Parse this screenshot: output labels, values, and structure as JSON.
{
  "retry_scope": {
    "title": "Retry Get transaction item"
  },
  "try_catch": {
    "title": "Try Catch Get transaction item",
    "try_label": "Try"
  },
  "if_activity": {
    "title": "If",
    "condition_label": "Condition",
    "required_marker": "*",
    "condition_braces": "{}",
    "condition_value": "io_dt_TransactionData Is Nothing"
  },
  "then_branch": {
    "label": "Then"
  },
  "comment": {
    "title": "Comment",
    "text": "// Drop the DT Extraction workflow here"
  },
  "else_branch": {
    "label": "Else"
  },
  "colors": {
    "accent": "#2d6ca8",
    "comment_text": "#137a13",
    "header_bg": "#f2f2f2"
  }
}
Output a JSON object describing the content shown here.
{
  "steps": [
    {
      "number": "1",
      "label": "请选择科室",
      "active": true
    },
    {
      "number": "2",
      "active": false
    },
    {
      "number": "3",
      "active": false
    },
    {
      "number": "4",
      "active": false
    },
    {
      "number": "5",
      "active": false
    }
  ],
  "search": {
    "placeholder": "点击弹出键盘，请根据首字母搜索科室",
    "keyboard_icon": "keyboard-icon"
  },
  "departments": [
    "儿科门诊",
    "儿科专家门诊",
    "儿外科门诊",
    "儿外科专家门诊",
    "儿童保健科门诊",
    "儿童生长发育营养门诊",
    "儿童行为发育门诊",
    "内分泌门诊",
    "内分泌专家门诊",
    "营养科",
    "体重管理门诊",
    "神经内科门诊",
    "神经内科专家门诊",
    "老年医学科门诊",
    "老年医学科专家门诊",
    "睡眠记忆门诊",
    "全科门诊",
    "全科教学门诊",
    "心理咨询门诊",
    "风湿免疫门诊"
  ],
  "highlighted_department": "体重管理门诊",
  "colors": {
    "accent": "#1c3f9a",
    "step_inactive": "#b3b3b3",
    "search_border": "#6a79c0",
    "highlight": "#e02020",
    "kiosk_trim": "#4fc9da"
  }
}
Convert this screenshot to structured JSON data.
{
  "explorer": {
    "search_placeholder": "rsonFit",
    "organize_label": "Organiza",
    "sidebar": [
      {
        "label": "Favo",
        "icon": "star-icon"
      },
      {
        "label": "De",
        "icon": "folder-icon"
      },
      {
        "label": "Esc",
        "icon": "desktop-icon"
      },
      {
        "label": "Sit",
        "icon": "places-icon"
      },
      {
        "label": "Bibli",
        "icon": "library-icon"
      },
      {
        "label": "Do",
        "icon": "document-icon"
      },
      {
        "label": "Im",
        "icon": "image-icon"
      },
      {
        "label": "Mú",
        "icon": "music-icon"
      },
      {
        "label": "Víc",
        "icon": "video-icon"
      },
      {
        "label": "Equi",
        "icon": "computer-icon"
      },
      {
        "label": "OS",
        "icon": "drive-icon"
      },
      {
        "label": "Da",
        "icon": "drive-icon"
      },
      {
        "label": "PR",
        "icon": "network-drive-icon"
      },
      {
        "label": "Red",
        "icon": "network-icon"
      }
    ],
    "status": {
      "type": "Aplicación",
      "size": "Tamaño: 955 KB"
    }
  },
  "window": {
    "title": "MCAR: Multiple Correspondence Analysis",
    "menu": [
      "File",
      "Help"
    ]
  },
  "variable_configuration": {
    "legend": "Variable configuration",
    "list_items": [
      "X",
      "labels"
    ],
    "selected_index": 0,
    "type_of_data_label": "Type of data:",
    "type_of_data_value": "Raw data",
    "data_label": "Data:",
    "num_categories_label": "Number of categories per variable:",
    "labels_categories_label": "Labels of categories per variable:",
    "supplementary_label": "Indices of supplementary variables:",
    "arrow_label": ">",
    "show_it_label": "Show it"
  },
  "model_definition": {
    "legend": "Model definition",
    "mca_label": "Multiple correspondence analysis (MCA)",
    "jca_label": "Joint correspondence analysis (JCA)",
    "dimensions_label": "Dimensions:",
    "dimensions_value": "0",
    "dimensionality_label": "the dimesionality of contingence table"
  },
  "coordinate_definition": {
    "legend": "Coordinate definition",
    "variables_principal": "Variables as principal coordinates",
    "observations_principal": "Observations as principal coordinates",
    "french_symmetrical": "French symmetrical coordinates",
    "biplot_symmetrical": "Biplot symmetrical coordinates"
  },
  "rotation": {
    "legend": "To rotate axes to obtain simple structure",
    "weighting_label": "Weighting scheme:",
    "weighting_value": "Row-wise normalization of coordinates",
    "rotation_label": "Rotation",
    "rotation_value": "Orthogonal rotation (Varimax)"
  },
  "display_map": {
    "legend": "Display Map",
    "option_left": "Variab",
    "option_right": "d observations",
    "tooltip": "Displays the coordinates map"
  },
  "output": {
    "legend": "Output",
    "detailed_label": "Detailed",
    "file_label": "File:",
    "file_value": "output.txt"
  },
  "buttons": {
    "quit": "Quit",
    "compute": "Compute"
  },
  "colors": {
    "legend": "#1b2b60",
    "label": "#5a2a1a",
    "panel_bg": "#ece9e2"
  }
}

## [TASK TO COMPLETE]
Pull out each line containing the word "network" and copy it.

## [RESPONSE BELOW]
        "icon": "network-drive-icon"
        "icon": "network-icon"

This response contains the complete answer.